# TO BE DONE
Return every line of the listing below unchanged, in the same order.

**** SUPPLIED DATA ****

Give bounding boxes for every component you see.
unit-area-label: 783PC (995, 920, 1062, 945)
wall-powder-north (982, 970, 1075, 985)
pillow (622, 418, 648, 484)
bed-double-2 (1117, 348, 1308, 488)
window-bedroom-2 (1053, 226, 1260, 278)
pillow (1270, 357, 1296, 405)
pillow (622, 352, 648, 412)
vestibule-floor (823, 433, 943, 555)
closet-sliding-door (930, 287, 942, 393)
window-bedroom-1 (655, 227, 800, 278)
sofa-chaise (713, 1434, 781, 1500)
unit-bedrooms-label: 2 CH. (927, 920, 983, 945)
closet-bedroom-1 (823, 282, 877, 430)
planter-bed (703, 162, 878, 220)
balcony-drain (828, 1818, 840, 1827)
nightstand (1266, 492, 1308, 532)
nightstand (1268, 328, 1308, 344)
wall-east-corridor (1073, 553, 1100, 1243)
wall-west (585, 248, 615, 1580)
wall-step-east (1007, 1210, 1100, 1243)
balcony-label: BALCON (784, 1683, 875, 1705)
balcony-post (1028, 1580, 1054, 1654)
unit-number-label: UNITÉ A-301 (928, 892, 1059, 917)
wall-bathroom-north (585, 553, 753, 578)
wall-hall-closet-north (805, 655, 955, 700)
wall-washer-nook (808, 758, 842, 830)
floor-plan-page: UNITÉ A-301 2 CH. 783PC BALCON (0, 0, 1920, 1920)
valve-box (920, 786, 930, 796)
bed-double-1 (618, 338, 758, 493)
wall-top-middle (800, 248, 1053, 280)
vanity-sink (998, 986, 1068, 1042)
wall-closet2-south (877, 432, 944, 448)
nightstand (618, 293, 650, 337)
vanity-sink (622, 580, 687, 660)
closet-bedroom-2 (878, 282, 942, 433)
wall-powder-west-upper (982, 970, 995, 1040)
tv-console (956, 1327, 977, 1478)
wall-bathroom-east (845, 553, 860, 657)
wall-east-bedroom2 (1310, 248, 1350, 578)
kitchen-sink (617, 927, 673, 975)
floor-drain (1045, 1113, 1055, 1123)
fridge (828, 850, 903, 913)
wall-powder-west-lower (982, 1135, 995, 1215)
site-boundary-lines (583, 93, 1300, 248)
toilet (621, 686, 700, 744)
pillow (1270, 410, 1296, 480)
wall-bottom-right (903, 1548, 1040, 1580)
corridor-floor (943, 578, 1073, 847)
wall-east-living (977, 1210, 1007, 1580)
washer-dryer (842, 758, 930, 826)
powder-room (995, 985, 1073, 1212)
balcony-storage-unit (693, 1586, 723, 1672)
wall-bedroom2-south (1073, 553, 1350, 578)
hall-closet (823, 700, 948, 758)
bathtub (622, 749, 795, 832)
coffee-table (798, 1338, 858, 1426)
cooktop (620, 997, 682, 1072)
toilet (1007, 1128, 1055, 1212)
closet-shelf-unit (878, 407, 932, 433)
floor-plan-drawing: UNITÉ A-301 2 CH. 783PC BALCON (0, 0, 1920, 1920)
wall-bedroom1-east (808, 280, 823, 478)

****

# EXERCISE RESPONSE
Give bounding boxes for every component you see.
unit-area-label: 783PC (995, 920, 1062, 945)
wall-powder-north (982, 970, 1075, 985)
pillow (622, 418, 648, 484)
bed-double-2 (1117, 348, 1308, 488)
window-bedroom-2 (1053, 226, 1260, 278)
pillow (1270, 357, 1296, 405)
pillow (622, 352, 648, 412)
vestibule-floor (823, 433, 943, 555)
closet-sliding-door (930, 287, 942, 393)
window-bedroom-1 (655, 227, 800, 278)
sofa-chaise (713, 1434, 781, 1500)
unit-bedrooms-label: 2 CH. (927, 920, 983, 945)
closet-bedroom-1 (823, 282, 877, 430)
planter-bed (703, 162, 878, 220)
balcony-drain (828, 1818, 840, 1827)
nightstand (1266, 492, 1308, 532)
nightstand (1268, 328, 1308, 344)
wall-east-corridor (1073, 553, 1100, 1243)
wall-west (585, 248, 615, 1580)
wall-step-east (1007, 1210, 1100, 1243)
balcony-label: BALCON (784, 1683, 875, 1705)
balcony-post (1028, 1580, 1054, 1654)
unit-number-label: UNITÉ A-301 (928, 892, 1059, 917)
wall-bathroom-north (585, 553, 753, 578)
wall-hall-closet-north (805, 655, 955, 700)
wall-washer-nook (808, 758, 842, 830)
floor-plan-page: UNITÉ A-301 2 CH. 783PC BALCON (0, 0, 1920, 1920)
valve-box (920, 786, 930, 796)
bed-double-1 (618, 338, 758, 493)
wall-top-middle (800, 248, 1053, 280)
vanity-sink (998, 986, 1068, 1042)
wall-closet2-south (877, 432, 944, 448)
nightstand (618, 293, 650, 337)
vanity-sink (622, 580, 687, 660)
closet-bedroom-2 (878, 282, 942, 433)
wall-powder-west-upper (982, 970, 995, 1040)
tv-console (956, 1327, 977, 1478)
wall-bathroom-east (845, 553, 860, 657)
wall-east-bedroom2 (1310, 248, 1350, 578)
kitchen-sink (617, 927, 673, 975)
floor-drain (1045, 1113, 1055, 1123)
fridge (828, 850, 903, 913)
wall-powder-west-lower (982, 1135, 995, 1215)
site-boundary-lines (583, 93, 1300, 248)
toilet (621, 686, 700, 744)
pillow (1270, 410, 1296, 480)
wall-bottom-right (903, 1548, 1040, 1580)
corridor-floor (943, 578, 1073, 847)
wall-east-living (977, 1210, 1007, 1580)
washer-dryer (842, 758, 930, 826)
powder-room (995, 985, 1073, 1212)
balcony-storage-unit (693, 1586, 723, 1672)
wall-bedroom2-south (1073, 553, 1350, 578)
hall-closet (823, 700, 948, 758)
bathtub (622, 749, 795, 832)
coffee-table (798, 1338, 858, 1426)
cooktop (620, 997, 682, 1072)
toilet (1007, 1128, 1055, 1212)
closet-shelf-unit (878, 407, 932, 433)
floor-plan-drawing: UNITÉ A-301 2 CH. 783PC BALCON (0, 0, 1920, 1920)
wall-bedroom1-east (808, 280, 823, 478)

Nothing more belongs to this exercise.